> Your goal:
Count every line that includes the string "content" in the entries that follow. Nothing besides the number is needed.

> Given data:
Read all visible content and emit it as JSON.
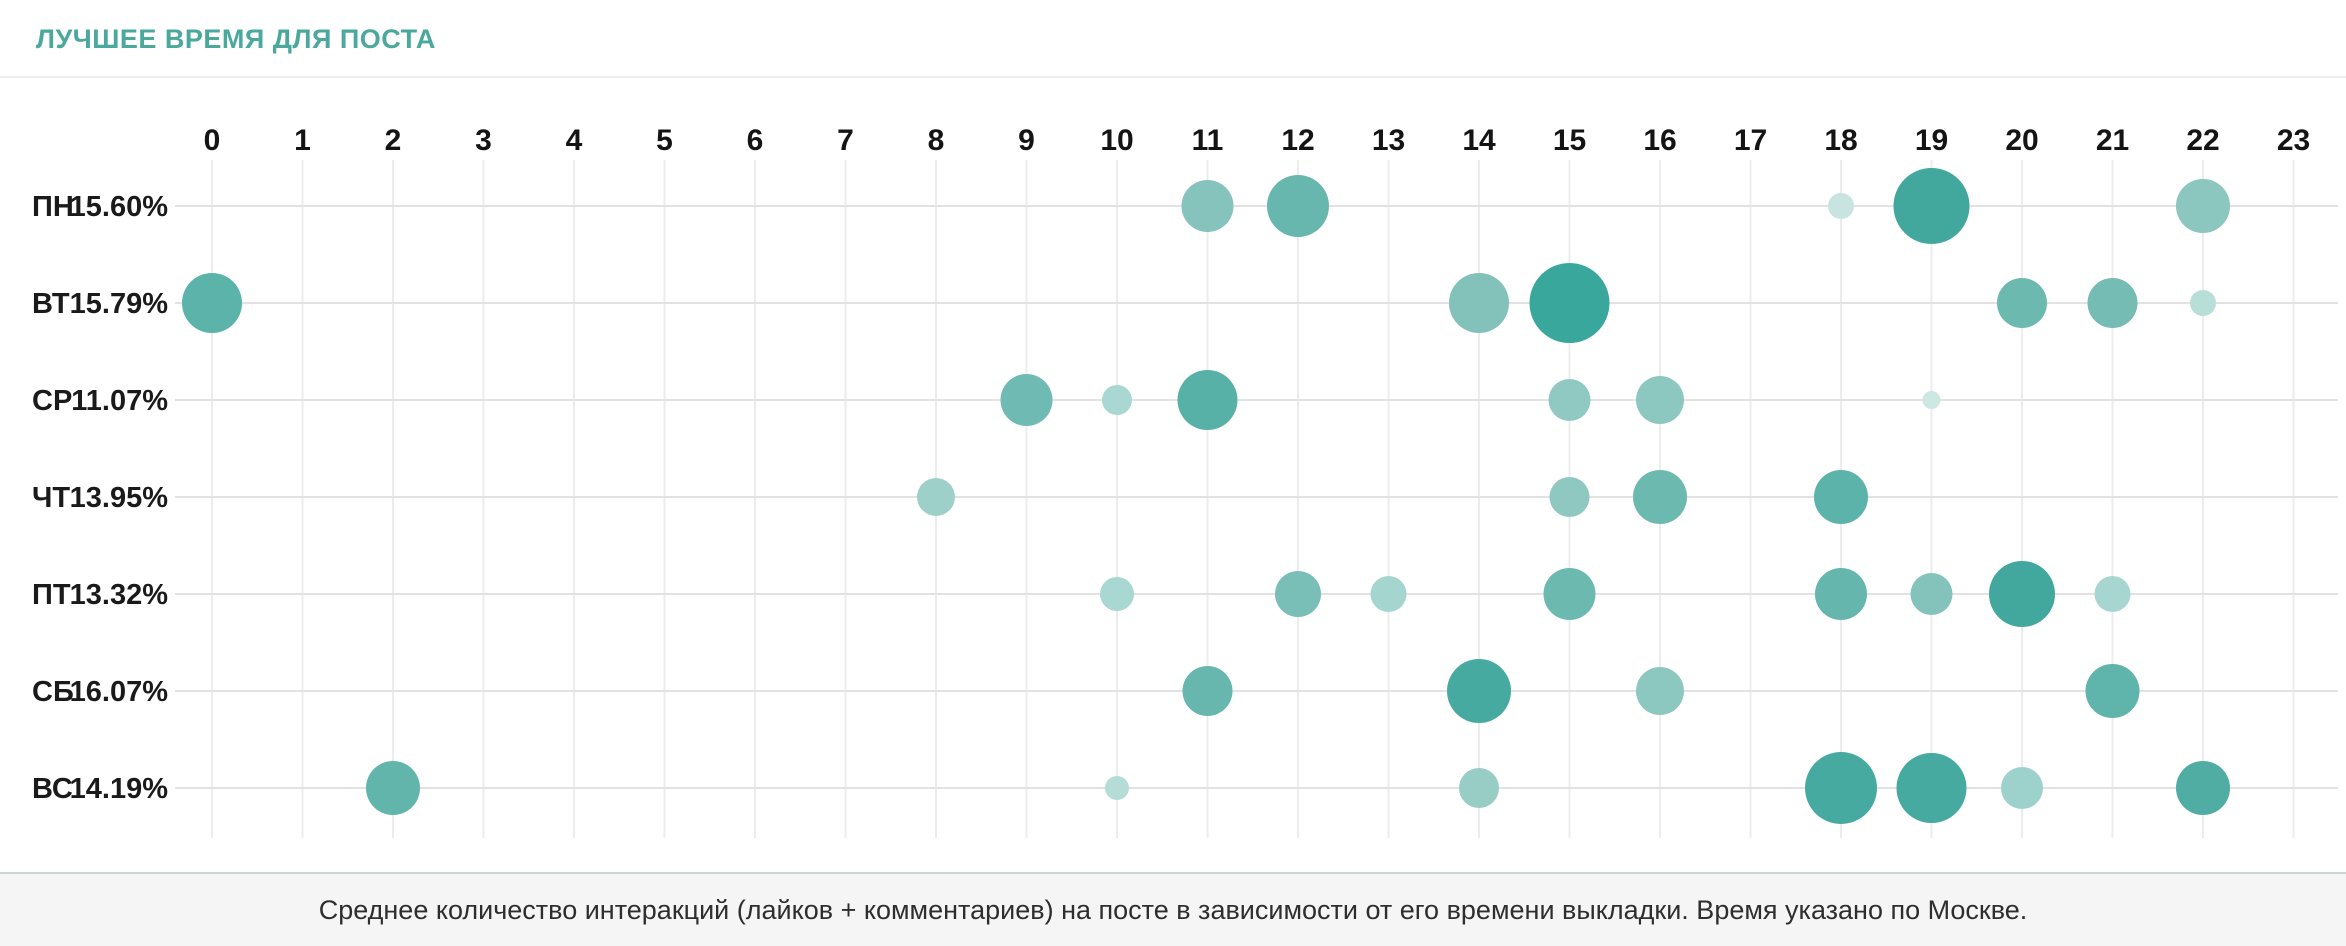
{
  "header": {
    "title": "ЛУЧШЕЕ ВРЕМЯ ДЛЯ ПОСТА",
    "accent_color": "#4aa89c"
  },
  "footer": {
    "note": "Среднее количество интеракций (лайков + комментариев) на посте в зависимости от его времени выкладки. Время указано по Москве."
  },
  "chart_data": {
    "type": "scatter",
    "title": "ЛУЧШЕЕ ВРЕМЯ ДЛЯ ПОСТА",
    "x_ticks": [
      "0",
      "1",
      "2",
      "3",
      "4",
      "5",
      "6",
      "7",
      "8",
      "9",
      "10",
      "11",
      "12",
      "13",
      "14",
      "15",
      "16",
      "17",
      "18",
      "19",
      "20",
      "21",
      "22",
      "23"
    ],
    "x_range": [
      0,
      23
    ],
    "grid": true,
    "legend": "none",
    "colors": {
      "grid_vertical": "#ececec",
      "grid_horizontal": "#e2e2e2",
      "bubble_dark": "#3aa79c",
      "bubble_medium": "#68b7ae",
      "bubble_light": "#a9d7d1",
      "bubble_lightest": "#cde7e2"
    },
    "rows": [
      {
        "day": "ПН",
        "percent": "15.60%",
        "points": [
          {
            "hour": 11,
            "r": 26,
            "color": "#85c3bc"
          },
          {
            "hour": 12,
            "r": 31,
            "color": "#68b7ae"
          },
          {
            "hour": 18,
            "r": 13,
            "color": "#c8e4e0"
          },
          {
            "hour": 19,
            "r": 38,
            "color": "#42a89d"
          },
          {
            "hour": 22,
            "r": 27,
            "color": "#8bc6bf"
          }
        ]
      },
      {
        "day": "ВТ",
        "percent": "15.79%",
        "points": [
          {
            "hour": 0,
            "r": 30,
            "color": "#5cb3a9"
          },
          {
            "hour": 14,
            "r": 30,
            "color": "#82c2bb"
          },
          {
            "hour": 15,
            "r": 40,
            "color": "#3aa79c"
          },
          {
            "hour": 20,
            "r": 25,
            "color": "#6cb9b0"
          },
          {
            "hour": 21,
            "r": 25,
            "color": "#74bcb4"
          },
          {
            "hour": 22,
            "r": 13,
            "color": "#b8ded8"
          }
        ]
      },
      {
        "day": "СР",
        "percent": "11.07%",
        "points": [
          {
            "hour": 9,
            "r": 26,
            "color": "#6fbab2"
          },
          {
            "hour": 10,
            "r": 15,
            "color": "#a9d7d1"
          },
          {
            "hour": 11,
            "r": 30,
            "color": "#58b1a7"
          },
          {
            "hour": 15,
            "r": 21,
            "color": "#90c9c2"
          },
          {
            "hour": 16,
            "r": 24,
            "color": "#8cc7c0"
          },
          {
            "hour": 19,
            "r": 9,
            "color": "#cde7e2"
          }
        ]
      },
      {
        "day": "ЧТ",
        "percent": "13.95%",
        "points": [
          {
            "hour": 8,
            "r": 19,
            "color": "#9ed0ca"
          },
          {
            "hour": 15,
            "r": 20,
            "color": "#8fc8c1"
          },
          {
            "hour": 16,
            "r": 27,
            "color": "#6cb9b0"
          },
          {
            "hour": 18,
            "r": 27,
            "color": "#5cb3a9"
          }
        ]
      },
      {
        "day": "ПТ",
        "percent": "13.32%",
        "points": [
          {
            "hour": 10,
            "r": 17,
            "color": "#a9d7d1"
          },
          {
            "hour": 12,
            "r": 23,
            "color": "#79bfb7"
          },
          {
            "hour": 13,
            "r": 18,
            "color": "#a5d5cf"
          },
          {
            "hour": 15,
            "r": 26,
            "color": "#6cb9b0"
          },
          {
            "hour": 18,
            "r": 26,
            "color": "#65b6ad"
          },
          {
            "hour": 19,
            "r": 21,
            "color": "#84c3bb"
          },
          {
            "hour": 20,
            "r": 33,
            "color": "#42a89d"
          },
          {
            "hour": 21,
            "r": 18,
            "color": "#a7d6d0"
          }
        ]
      },
      {
        "day": "СБ",
        "percent": "16.07%",
        "points": [
          {
            "hour": 11,
            "r": 25,
            "color": "#68b7ae"
          },
          {
            "hour": 14,
            "r": 32,
            "color": "#47aaa0"
          },
          {
            "hour": 16,
            "r": 24,
            "color": "#8cc7c0"
          },
          {
            "hour": 21,
            "r": 27,
            "color": "#5fb4ab"
          }
        ]
      },
      {
        "day": "ВС",
        "percent": "14.19%",
        "points": [
          {
            "hour": 2,
            "r": 27,
            "color": "#62b5ab"
          },
          {
            "hour": 10,
            "r": 12,
            "color": "#b5dcd7"
          },
          {
            "hour": 14,
            "r": 20,
            "color": "#98cdc6"
          },
          {
            "hour": 18,
            "r": 36,
            "color": "#46aaa0"
          },
          {
            "hour": 19,
            "r": 35,
            "color": "#46aaa0"
          },
          {
            "hour": 20,
            "r": 21,
            "color": "#9dd1cb"
          },
          {
            "hour": 22,
            "r": 27,
            "color": "#4fada3"
          }
        ]
      }
    ],
    "note": "Среднее количество интеракций (лайков + комментариев) на посте в зависимости от его времени выкладки. Время указано по Москве."
  }
}
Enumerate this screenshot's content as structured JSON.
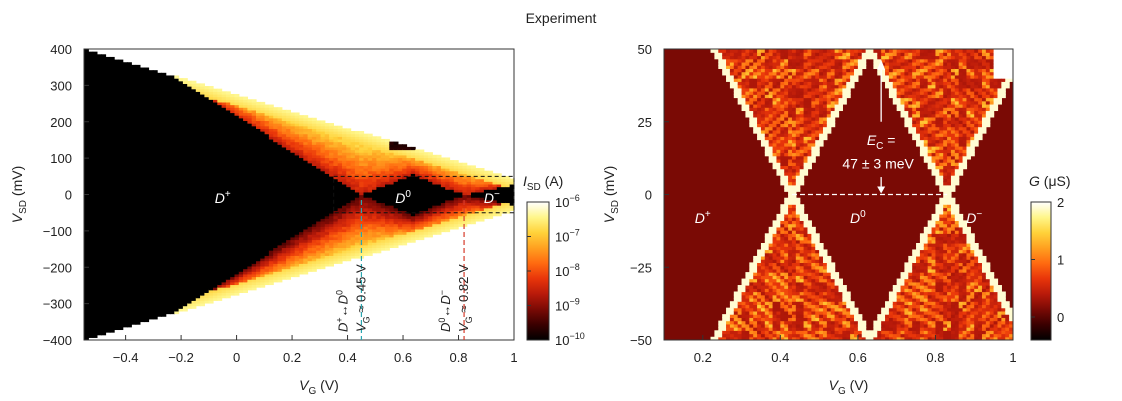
{
  "figure_title": "Experiment",
  "colors": {
    "map": [
      "#000000",
      "#3a0000",
      "#7a0a05",
      "#b81a0a",
      "#e8350a",
      "#ff6a10",
      "#ffa020",
      "#ffd23a",
      "#fff68a",
      "#ffffff"
    ],
    "cyan_marker": "#2aa6b0",
    "red_marker": "#d63a2a",
    "left_background": "#ffffff",
    "right_background": "#7a0a05"
  },
  "chart_data": [
    {
      "type": "heatmap",
      "name": "left-panel",
      "xlabel_main": "V",
      "xlabel_sub": "G",
      "xlabel_unit": " (V)",
      "ylabel_main": "V",
      "ylabel_sub": "SD",
      "ylabel_unit": " (mV)",
      "xlim": [
        -0.55,
        1.0
      ],
      "ylim": [
        -400,
        400
      ],
      "x_ticks": [
        -0.4,
        -0.2,
        0,
        0.2,
        0.4,
        0.6,
        0.8,
        1
      ],
      "x_tick_labels": [
        "−0.4",
        "−0.2",
        "0",
        "0.2",
        "0.4",
        "0.6",
        "0.8",
        "1"
      ],
      "y_ticks": [
        400,
        300,
        200,
        100,
        0,
        -100,
        -200,
        -300,
        -400
      ],
      "y_tick_labels": [
        "400",
        "300",
        "200",
        "100",
        "0",
        "−100",
        "−200",
        "−300",
        "−400"
      ],
      "colorbar": {
        "label_main": "I",
        "label_sub": "SD",
        "label_unit": " (A)",
        "scale": "log",
        "range": [
          1e-10,
          1e-06
        ],
        "ticks": [
          {
            "base": "10",
            "exp": "−6"
          },
          {
            "base": "10",
            "exp": "−7"
          },
          {
            "base": "10",
            "exp": "−8"
          },
          {
            "base": "10",
            "exp": "−9"
          },
          {
            "base": "10",
            "exp": "−10"
          }
        ]
      },
      "regions": [
        {
          "base": "D",
          "sup": "+",
          "x": -0.05,
          "y": -10
        },
        {
          "base": "D",
          "sup": "0",
          "x": 0.6,
          "y": -10
        },
        {
          "base": "D",
          "sup": "−",
          "x": 0.92,
          "y": -10
        }
      ],
      "degeneracy_points": [
        {
          "transition_from": "D",
          "from_sup": "+",
          "arrow": "↔",
          "transition_to": "D",
          "to_sup": "0",
          "vg_label": "V",
          "vg_sub": "G",
          "vg_value": " ≈ 0.45 V",
          "x": 0.45,
          "color": "cyan_marker"
        },
        {
          "transition_from": "D",
          "from_sup": "0",
          "arrow": "↔",
          "transition_to": "D",
          "to_sup": "−",
          "vg_label": "V",
          "vg_sub": "G",
          "vg_value": " ≈ 0.82 V",
          "x": 0.82,
          "color": "red_marker"
        }
      ],
      "zoom_box": {
        "x0": 0.35,
        "x1": 1.0,
        "y0": -50,
        "y1": 50
      }
    },
    {
      "type": "heatmap",
      "name": "right-panel",
      "xlabel_main": "V",
      "xlabel_sub": "G",
      "xlabel_unit": " (V)",
      "ylabel_main": "V",
      "ylabel_sub": "SD",
      "ylabel_unit": " (mV)",
      "xlim": [
        0.1,
        1.0
      ],
      "ylim": [
        -50,
        50
      ],
      "x_ticks": [
        0.2,
        0.4,
        0.6,
        0.8,
        1
      ],
      "x_tick_labels": [
        "0.2",
        "0.4",
        "0.6",
        "0.8",
        "1"
      ],
      "y_ticks": [
        50,
        25,
        0,
        -25,
        -50
      ],
      "y_tick_labels": [
        "50",
        "25",
        "0",
        "−25",
        "−50"
      ],
      "colorbar": {
        "label_main": "G",
        "label_unit": " (μS)",
        "scale": "linear",
        "range": [
          -0.4,
          2.0
        ],
        "ticks": [
          "2",
          "1",
          "0"
        ],
        "tick_values": [
          2,
          1,
          0
        ]
      },
      "regions": [
        {
          "base": "D",
          "sup": "+",
          "x": 0.2,
          "y": -8
        },
        {
          "base": "D",
          "sup": "0",
          "x": 0.6,
          "y": -8
        },
        {
          "base": "D",
          "sup": "−",
          "x": 0.9,
          "y": -8
        }
      ],
      "degeneracy_points_vg": [
        0.43,
        0.83
      ],
      "charging_energy": {
        "label_main": "E",
        "label_sub": "C",
        "label_eq": " =",
        "value": "47 ± 3 meV",
        "x": 0.66,
        "y_top": 47,
        "y_bottom": 0
      }
    }
  ]
}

> The output:
2